AIM OF THE TASK:
The data below should be printed in full, exactly, and without any of its images.

MATERIAL:
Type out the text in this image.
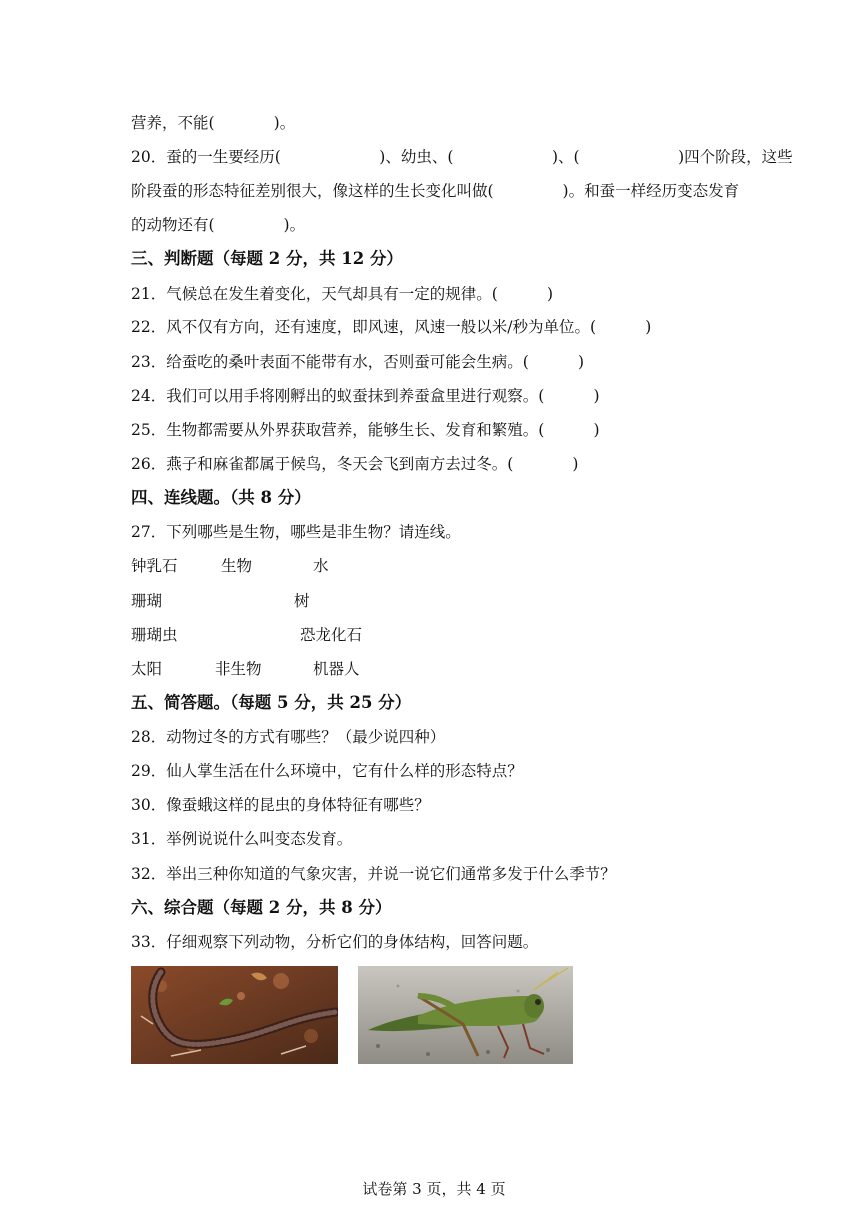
营养，不能(            )。
20．蚕的一生要经历(                    )、幼虫、(                    )、(                    )四个阶段，这些
阶段蚕的形态特征差别很大，像这样的生长变化叫做(              )。和蚕一样经历变态发育
的动物还有(              )。
三、判断题（每题 2 分，共 12 分）
21．气候总在发生着变化，天气却具有一定的规律。(          )
22．风不仅有方向，还有速度，即风速，风速一般以米/秒为单位。(          )
23．给蚕吃的桑叶表面不能带有水，否则蚕可能会生病。(          )
24．我们可以用手将刚孵出的蚁蚕抹到养蚕盒里进行观察。(          )
25．生物都需要从外界获取营养，能够生长、发育和繁殖。(          )
26．燕子和麻雀都属于候鸟，冬天会飞到南方去过冬。(            )
四、连线题。（共 8 分）
27．下列哪些是生物，哪些是非生物？请连线。
钟乳石	生物	水
珊瑚	树
珊瑚虫	恐龙化石
太阳	非生物	机器人
五、简答题。（每题 5 分，共 25 分）
28．动物过冬的方式有哪些？（最少说四种）
29．仙人掌生活在什么环境中，它有什么样的形态特点？
30．像蚕蛾这样的昆虫的身体特征有哪些？
31．举例说说什么叫变态发育。
32．举出三种你知道的气象灾害，并说一说它们通常多发于什么季节？
六、综合题（每题 2 分，共 8 分）
33．仔细观察下列动物，分析它们的身体结构，回答问题。
试卷第 3 页，共 4 页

FINISHED TASK:
Type out the text in this image.
营养，不能(            )。
20．蚕的一生要经历(                    )、幼虫、(                    )、(                    )四个阶段，这些
阶段蚕的形态特征差别很大，像这样的生长变化叫做(              )。和蚕一样经历变态发育
的动物还有(              )。
三、判断题（每题 2 分，共 12 分）
21．气候总在发生着变化，天气却具有一定的规律。(          )
22．风不仅有方向，还有速度，即风速，风速一般以米/秒为单位。(          )
23．给蚕吃的桑叶表面不能带有水，否则蚕可能会生病。(          )
24．我们可以用手将刚孵出的蚁蚕抹到养蚕盒里进行观察。(          )
25．生物都需要从外界获取营养，能够生长、发育和繁殖。(          )
26．燕子和麻雀都属于候鸟，冬天会飞到南方去过冬。(            )
四、连线题。（共 8 分）
27．下列哪些是生物，哪些是非生物？请连线。
钟乳石	生物	水
珊瑚	树
珊瑚虫	恐龙化石
太阳	非生物	机器人
五、简答题。（每题 5 分，共 25 分）
28．动物过冬的方式有哪些？（最少说四种）
29．仙人掌生活在什么环境中，它有什么样的形态特点？
30．像蚕蛾这样的昆虫的身体特征有哪些？
31．举例说说什么叫变态发育。
32．举出三种你知道的气象灾害，并说一说它们通常多发于什么季节？
六、综合题（每题 2 分，共 8 分）
33．仔细观察下列动物，分析它们的身体结构，回答问题。
试卷第 3 页，共 4 页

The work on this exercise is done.